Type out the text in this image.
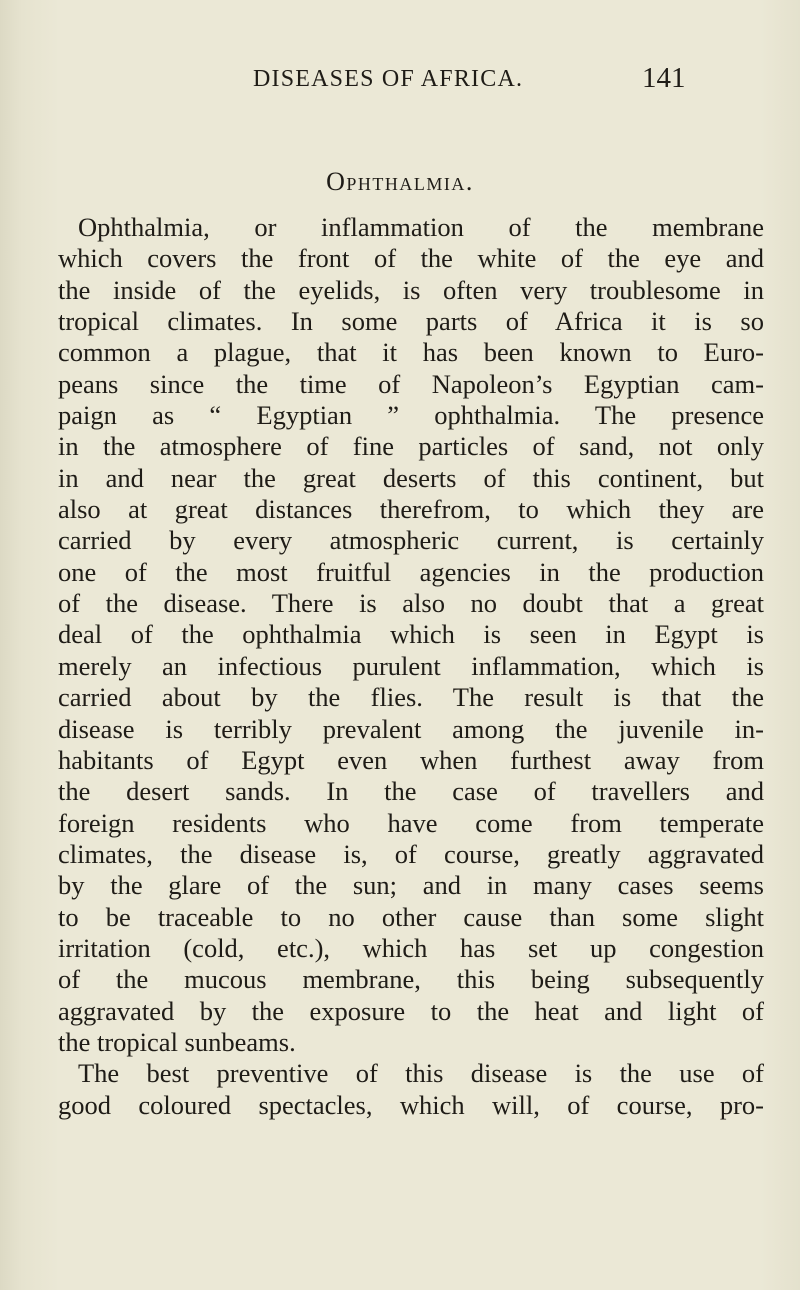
DISEASES OF AFRICA.	141
Ophthalmia.
Ophthalmia, or inflammation of the membrane
which covers the front of the white of the eye and
the inside of the eyelids, is often very troublesome in
tropical climates. In some parts of Africa it is so
common a plague, that it has been known to Euro-
peans since the time of Napoleon’s Egyptian cam-
paign as “ Egyptian ” ophthalmia. The presence
in the atmosphere of fine particles of sand, not only
in and near the great deserts of this continent, but
also at great distances therefrom, to which they are
carried by every atmospheric current, is certainly
one of the most fruitful agencies in the production
of the disease. There is also no doubt that a great
deal of the ophthalmia which is seen in Egypt is
merely an infectious purulent inflammation, which is
carried about by the flies. The result is that the
disease is terribly prevalent among the juvenile in-
habitants of Egypt even when furthest away from
the desert sands. In the case of travellers and
foreign residents who have come from temperate
climates, the disease is, of course, greatly aggravated
by the glare of the sun; and in many cases seems
to be traceable to no other cause than some slight
irritation (cold, etc.), which has set up congestion
of the mucous membrane, this being subsequently
aggravated by the exposure to the heat and light of
the tropical sunbeams.
The best preventive of this disease is the use of
good coloured spectacles, which will, of course, pro-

----------------------------------------

In your copy, leave out the pictures and reproduce the material above exactly.

Type out the text in this image.
DISEASES OF AFRICA.	141
Ophthalmia.
Ophthalmia, or inflammation of the membrane
which covers the front of the white of the eye and
the inside of the eyelids, is often very troublesome in
tropical climates. In some parts of Africa it is so
common a plague, that it has been known to Euro-
peans since the time of Napoleon’s Egyptian cam-
paign as “ Egyptian ” ophthalmia. The presence
in the atmosphere of fine particles of sand, not only
in and near the great deserts of this continent, but
also at great distances therefrom, to which they are
carried by every atmospheric current, is certainly
one of the most fruitful agencies in the production
of the disease. There is also no doubt that a great
deal of the ophthalmia which is seen in Egypt is
merely an infectious purulent inflammation, which is
carried about by the flies. The result is that the
disease is terribly prevalent among the juvenile in-
habitants of Egypt even when furthest away from
the desert sands. In the case of travellers and
foreign residents who have come from temperate
climates, the disease is, of course, greatly aggravated
by the glare of the sun; and in many cases seems
to be traceable to no other cause than some slight
irritation (cold, etc.), which has set up congestion
of the mucous membrane, this being subsequently
aggravated by the exposure to the heat and light of
the tropical sunbeams.
The best preventive of this disease is the use of
good coloured spectacles, which will, of course, pro-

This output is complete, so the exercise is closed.